Texto:

Acórdão do Tribunal da Relação de Coimbra
Processo:
1544/05
Nº Convencional: JTRC
Relator: SERRA LEITÃO
Descritores: JUSTO IMPEDIMENTO
Data do Acordão: 06/16/2005
Votação: UNANIMIDADE
Tribunal Recurso: TRIBUNAL DO TRABALHO DE AVEIRO
Texto Integral: S
Meio Processual: APELAÇÃO
Decisão: CONFIRMADA
Legislação Nacional: ARTº 146º CPC .
Sumário: I – Considera-se justo impedimento o evento não imputável à parte nem aos seus representantes ou mandatários que obste à prática atempada do acto .

II – Não se pode configurar uma situação de justo impedimento quando a não prática em tempo útil do acto seja provocada por facto por facto imputável ao litigante em falta.

Decisão Texto Integral: Acordam os Juizes da Secção Social do T. Relação de Coimbra
A... intentou acção emergente de contrato de trabalho, com processo comum, contra B...” nos termos e com os fundamentos constantes na petição inicial, cujo teor aqui se dá por reproduzido, peticionando a condenação da Ré no pagamento da quantia de 21.147,78 euros, acrescida das retribuições que se forem vencendo até à data sentença e de juros legais, contados desde a citação, até efectivo e integral pagamento.

Informação fornecida:
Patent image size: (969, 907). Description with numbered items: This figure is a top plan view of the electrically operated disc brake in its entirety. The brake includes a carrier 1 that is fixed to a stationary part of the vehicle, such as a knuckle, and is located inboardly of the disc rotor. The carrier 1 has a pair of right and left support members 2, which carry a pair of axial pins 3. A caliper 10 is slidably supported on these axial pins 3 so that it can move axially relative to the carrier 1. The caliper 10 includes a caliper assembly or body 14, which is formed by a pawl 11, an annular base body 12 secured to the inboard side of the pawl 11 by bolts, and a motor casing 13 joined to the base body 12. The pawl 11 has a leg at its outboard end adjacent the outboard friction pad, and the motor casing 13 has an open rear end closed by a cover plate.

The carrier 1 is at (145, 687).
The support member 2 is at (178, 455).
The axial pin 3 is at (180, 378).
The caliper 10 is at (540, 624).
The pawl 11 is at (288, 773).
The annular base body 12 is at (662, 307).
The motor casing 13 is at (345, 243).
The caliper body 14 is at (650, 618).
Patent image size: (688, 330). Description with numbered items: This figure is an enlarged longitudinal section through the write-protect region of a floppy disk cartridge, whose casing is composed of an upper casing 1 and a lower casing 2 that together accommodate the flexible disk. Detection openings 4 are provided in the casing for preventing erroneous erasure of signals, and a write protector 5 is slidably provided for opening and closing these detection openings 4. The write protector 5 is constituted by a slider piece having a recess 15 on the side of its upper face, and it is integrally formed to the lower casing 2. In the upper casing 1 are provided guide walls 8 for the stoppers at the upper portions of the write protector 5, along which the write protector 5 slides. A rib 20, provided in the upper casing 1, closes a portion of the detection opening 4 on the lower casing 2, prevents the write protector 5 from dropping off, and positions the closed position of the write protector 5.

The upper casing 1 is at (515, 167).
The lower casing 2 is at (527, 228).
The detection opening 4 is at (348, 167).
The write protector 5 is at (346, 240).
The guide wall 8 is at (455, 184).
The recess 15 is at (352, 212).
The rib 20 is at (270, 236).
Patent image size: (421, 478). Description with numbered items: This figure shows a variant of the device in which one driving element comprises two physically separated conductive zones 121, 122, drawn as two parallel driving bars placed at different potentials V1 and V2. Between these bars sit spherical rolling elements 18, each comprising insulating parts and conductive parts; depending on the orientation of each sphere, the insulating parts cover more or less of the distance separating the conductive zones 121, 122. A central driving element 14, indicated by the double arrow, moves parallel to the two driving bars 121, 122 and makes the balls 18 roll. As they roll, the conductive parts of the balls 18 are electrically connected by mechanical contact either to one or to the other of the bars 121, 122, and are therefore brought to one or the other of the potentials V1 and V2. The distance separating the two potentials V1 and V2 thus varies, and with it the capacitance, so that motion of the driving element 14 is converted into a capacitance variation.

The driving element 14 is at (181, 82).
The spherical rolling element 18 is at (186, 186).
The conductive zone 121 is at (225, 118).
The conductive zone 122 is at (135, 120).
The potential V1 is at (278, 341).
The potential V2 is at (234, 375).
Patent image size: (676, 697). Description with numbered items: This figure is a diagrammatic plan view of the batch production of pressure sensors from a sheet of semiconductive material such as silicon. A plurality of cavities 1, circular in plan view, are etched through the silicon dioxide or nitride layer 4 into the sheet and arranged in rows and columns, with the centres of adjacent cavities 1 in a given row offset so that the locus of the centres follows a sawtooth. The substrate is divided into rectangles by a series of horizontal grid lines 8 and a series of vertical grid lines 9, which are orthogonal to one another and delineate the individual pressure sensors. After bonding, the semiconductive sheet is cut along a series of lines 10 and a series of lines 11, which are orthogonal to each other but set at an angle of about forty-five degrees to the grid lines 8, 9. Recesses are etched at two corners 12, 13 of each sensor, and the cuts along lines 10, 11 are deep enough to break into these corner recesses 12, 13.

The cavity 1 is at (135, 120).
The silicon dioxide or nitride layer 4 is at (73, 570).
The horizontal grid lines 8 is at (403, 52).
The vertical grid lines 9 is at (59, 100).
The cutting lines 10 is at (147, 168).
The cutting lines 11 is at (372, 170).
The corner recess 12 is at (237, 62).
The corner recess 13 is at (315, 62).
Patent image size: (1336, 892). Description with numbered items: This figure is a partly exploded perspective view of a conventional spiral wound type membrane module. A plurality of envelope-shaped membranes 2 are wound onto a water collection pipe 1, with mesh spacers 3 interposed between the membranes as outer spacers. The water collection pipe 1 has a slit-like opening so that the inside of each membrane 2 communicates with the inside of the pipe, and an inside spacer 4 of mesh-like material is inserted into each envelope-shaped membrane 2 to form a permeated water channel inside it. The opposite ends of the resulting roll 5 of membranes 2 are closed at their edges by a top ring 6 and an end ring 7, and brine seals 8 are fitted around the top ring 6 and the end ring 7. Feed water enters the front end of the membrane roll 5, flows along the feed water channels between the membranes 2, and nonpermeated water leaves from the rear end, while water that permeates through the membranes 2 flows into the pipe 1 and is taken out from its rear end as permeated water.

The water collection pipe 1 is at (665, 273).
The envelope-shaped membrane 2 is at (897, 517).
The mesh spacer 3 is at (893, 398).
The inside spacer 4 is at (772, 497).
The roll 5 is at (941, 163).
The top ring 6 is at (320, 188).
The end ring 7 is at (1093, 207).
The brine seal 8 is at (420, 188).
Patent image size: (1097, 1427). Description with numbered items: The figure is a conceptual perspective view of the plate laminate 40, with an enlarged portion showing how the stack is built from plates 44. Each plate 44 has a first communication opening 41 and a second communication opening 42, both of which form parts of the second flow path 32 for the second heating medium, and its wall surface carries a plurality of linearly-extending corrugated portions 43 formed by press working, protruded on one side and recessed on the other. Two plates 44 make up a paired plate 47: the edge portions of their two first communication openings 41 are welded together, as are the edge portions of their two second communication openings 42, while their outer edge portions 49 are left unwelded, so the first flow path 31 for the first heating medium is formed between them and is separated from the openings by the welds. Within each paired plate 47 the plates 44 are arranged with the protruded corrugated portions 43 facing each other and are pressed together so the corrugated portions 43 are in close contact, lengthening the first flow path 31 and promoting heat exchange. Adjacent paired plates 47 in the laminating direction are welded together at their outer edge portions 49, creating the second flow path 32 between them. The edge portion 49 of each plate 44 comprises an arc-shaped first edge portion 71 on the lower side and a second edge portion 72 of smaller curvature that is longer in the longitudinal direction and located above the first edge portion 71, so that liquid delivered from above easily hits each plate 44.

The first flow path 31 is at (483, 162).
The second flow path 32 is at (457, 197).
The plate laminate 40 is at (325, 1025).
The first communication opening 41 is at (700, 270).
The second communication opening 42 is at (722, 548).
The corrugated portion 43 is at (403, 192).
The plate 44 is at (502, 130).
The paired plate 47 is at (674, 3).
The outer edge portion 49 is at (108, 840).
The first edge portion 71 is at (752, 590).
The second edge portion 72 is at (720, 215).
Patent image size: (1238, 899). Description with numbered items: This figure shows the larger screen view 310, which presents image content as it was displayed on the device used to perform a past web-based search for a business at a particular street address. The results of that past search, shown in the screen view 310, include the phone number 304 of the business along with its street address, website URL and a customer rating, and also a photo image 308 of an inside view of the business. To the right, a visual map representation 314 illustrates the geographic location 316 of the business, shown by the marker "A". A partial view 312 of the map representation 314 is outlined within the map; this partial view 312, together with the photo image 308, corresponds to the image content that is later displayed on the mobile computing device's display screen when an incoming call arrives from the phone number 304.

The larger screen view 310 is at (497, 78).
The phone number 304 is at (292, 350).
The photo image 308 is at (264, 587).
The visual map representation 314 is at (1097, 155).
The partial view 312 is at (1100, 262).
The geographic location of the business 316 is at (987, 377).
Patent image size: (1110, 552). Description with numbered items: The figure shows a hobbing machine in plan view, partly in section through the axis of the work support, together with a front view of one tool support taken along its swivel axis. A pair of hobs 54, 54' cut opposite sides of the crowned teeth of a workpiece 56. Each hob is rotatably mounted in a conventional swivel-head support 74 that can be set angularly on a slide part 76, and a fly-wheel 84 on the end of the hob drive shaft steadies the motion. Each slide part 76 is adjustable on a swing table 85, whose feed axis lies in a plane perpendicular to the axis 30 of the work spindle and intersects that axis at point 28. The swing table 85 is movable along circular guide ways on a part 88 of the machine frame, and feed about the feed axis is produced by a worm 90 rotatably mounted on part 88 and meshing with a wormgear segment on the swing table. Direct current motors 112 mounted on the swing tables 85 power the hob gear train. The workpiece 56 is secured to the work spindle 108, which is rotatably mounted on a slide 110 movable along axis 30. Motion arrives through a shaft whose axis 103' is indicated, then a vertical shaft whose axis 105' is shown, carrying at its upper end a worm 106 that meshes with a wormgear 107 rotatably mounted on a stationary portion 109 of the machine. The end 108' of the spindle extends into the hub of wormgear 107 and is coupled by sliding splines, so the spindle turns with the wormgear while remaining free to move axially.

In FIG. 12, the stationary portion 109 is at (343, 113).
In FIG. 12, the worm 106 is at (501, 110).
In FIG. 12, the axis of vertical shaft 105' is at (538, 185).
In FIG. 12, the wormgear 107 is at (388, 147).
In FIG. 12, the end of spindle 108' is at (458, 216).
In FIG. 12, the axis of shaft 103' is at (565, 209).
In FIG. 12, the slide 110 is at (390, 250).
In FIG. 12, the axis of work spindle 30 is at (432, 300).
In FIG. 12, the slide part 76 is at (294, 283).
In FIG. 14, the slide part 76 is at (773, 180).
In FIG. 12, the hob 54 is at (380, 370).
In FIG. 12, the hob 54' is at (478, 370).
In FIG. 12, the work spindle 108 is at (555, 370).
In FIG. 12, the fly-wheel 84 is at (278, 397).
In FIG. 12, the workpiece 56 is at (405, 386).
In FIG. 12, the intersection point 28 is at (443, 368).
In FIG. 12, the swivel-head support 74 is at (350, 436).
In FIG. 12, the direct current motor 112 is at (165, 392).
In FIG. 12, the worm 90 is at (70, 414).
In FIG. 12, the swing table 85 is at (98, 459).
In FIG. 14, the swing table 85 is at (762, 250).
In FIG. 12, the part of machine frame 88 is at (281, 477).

Tarefa a realizar: Reproduza fielmente o trecho do texto que começa em "Acórdão do Tribunal" e termina em "ARTº 146º CPC .". Os registos não intervêm de forma alguma nesta tarefa.

Resposta:
Acórdão do Tribunal da Relação de Coimbra
Processo:
1544/05
Nº Convencional: JTRC
Relator: SERRA LEITÃO
Descritores: JUSTO IMPEDIMENTO
Data do Acordão: 06/16/2005
Votação: UNANIMIDADE
Tribunal Recurso: TRIBUNAL DO TRABALHO DE AVEIRO
Texto Integral: S
Meio Processual: APELAÇÃO
Decisão: CONFIRMADA
Legislação Nacional: ARTº 146º CPC .